PROVIDED ENTRIES>
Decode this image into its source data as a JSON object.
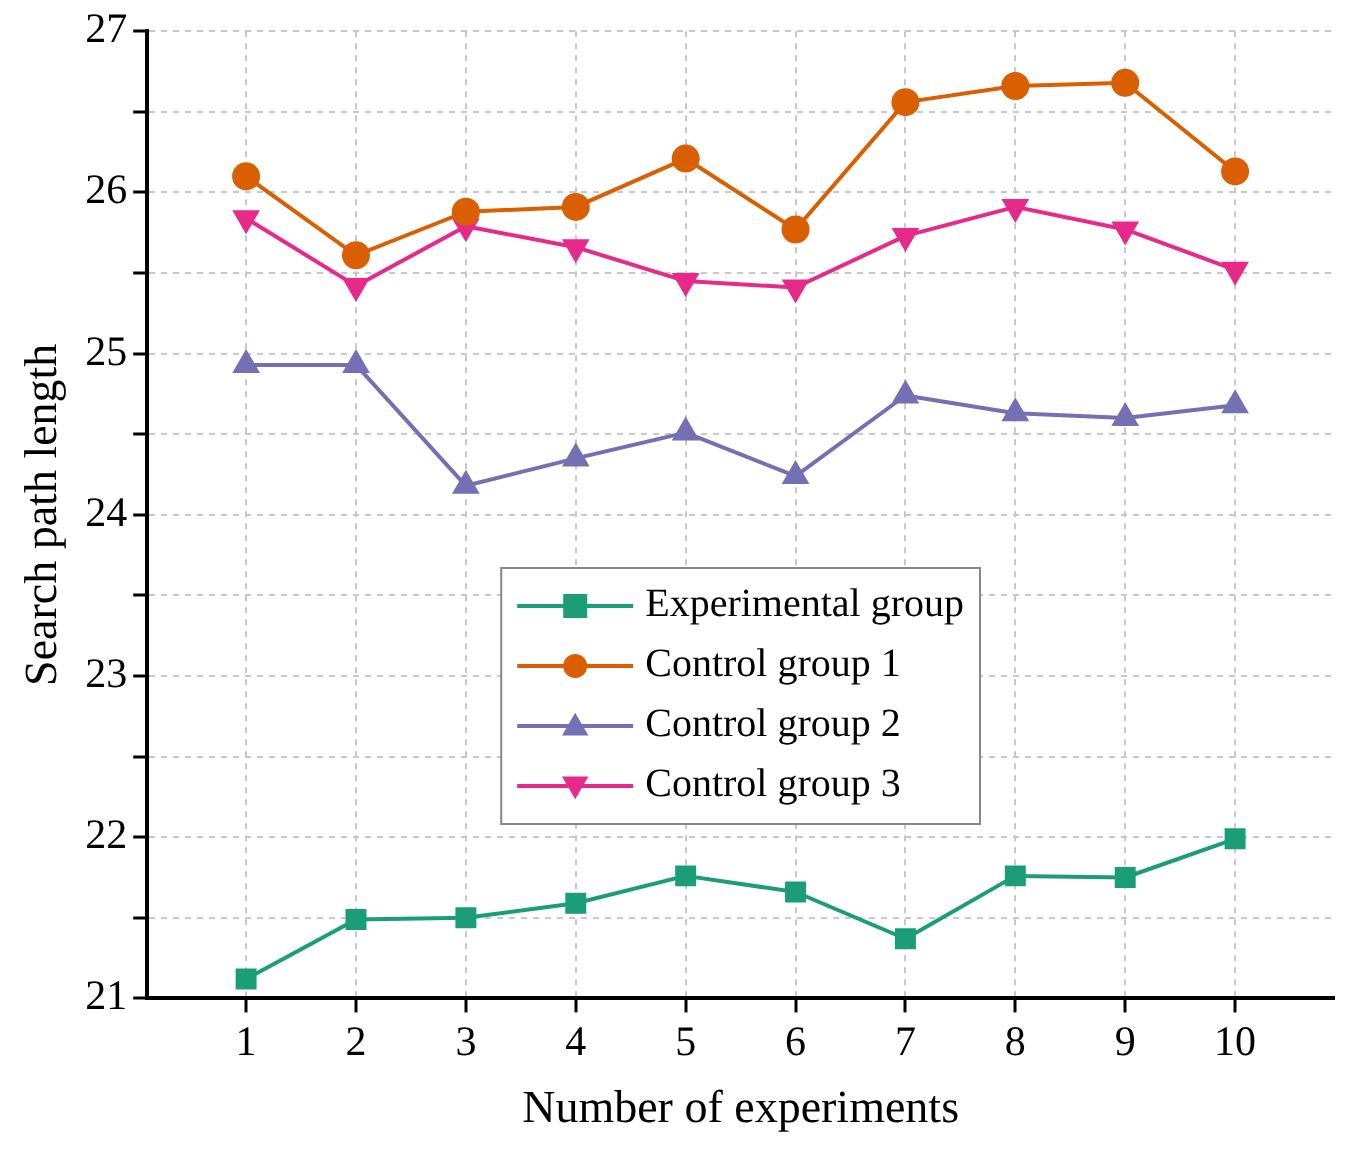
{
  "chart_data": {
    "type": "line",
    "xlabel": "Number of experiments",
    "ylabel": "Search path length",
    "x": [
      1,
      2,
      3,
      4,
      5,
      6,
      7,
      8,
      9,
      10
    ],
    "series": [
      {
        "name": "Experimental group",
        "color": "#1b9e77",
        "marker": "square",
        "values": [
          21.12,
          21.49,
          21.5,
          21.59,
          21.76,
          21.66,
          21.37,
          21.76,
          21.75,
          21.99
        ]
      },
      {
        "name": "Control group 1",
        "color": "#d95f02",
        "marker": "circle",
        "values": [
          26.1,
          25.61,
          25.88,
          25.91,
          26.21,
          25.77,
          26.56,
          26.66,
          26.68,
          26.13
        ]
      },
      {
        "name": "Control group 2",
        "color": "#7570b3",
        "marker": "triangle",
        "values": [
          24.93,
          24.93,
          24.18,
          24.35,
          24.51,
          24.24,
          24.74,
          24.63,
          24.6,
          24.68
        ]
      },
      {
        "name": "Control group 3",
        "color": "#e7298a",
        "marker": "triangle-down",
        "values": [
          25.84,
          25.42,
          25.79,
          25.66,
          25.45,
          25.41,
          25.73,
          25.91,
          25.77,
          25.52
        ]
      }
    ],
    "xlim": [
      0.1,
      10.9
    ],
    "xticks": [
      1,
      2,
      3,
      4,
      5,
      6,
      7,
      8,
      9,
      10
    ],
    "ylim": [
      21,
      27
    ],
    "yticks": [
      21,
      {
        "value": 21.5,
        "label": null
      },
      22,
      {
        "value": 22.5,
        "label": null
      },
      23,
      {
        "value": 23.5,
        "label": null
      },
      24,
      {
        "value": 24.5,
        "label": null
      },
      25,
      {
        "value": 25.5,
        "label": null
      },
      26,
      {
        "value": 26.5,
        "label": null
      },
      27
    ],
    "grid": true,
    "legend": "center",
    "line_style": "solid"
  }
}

WHAT YOU WILL DO> All preceding records should be duplicated verbatim, images excepted.

RESPONSE>
Decode this image into its source data as a JSON object.
{
  "chart_data": {
    "type": "line",
    "xlabel": "Number of experiments",
    "ylabel": "Search path length",
    "x": [
      1,
      2,
      3,
      4,
      5,
      6,
      7,
      8,
      9,
      10
    ],
    "series": [
      {
        "name": "Experimental group",
        "color": "#1b9e77",
        "marker": "square",
        "values": [
          21.12,
          21.49,
          21.5,
          21.59,
          21.76,
          21.66,
          21.37,
          21.76,
          21.75,
          21.99
        ]
      },
      {
        "name": "Control group 1",
        "color": "#d95f02",
        "marker": "circle",
        "values": [
          26.1,
          25.61,
          25.88,
          25.91,
          26.21,
          25.77,
          26.56,
          26.66,
          26.68,
          26.13
        ]
      },
      {
        "name": "Control group 2",
        "color": "#7570b3",
        "marker": "triangle",
        "values": [
          24.93,
          24.93,
          24.18,
          24.35,
          24.51,
          24.24,
          24.74,
          24.63,
          24.6,
          24.68
        ]
      },
      {
        "name": "Control group 3",
        "color": "#e7298a",
        "marker": "triangle-down",
        "values": [
          25.84,
          25.42,
          25.79,
          25.66,
          25.45,
          25.41,
          25.73,
          25.91,
          25.77,
          25.52
        ]
      }
    ],
    "xlim": [
      0.1,
      10.9
    ],
    "xticks": [
      1,
      2,
      3,
      4,
      5,
      6,
      7,
      8,
      9,
      10
    ],
    "ylim": [
      21,
      27
    ],
    "yticks": [
      21,
      {
        "value": 21.5,
        "label": null
      },
      22,
      {
        "value": 22.5,
        "label": null
      },
      23,
      {
        "value": 23.5,
        "label": null
      },
      24,
      {
        "value": 24.5,
        "label": null
      },
      25,
      {
        "value": 25.5,
        "label": null
      },
      26,
      {
        "value": 26.5,
        "label": null
      },
      27
    ],
    "grid": true,
    "legend": "center",
    "line_style": "solid"
  }
}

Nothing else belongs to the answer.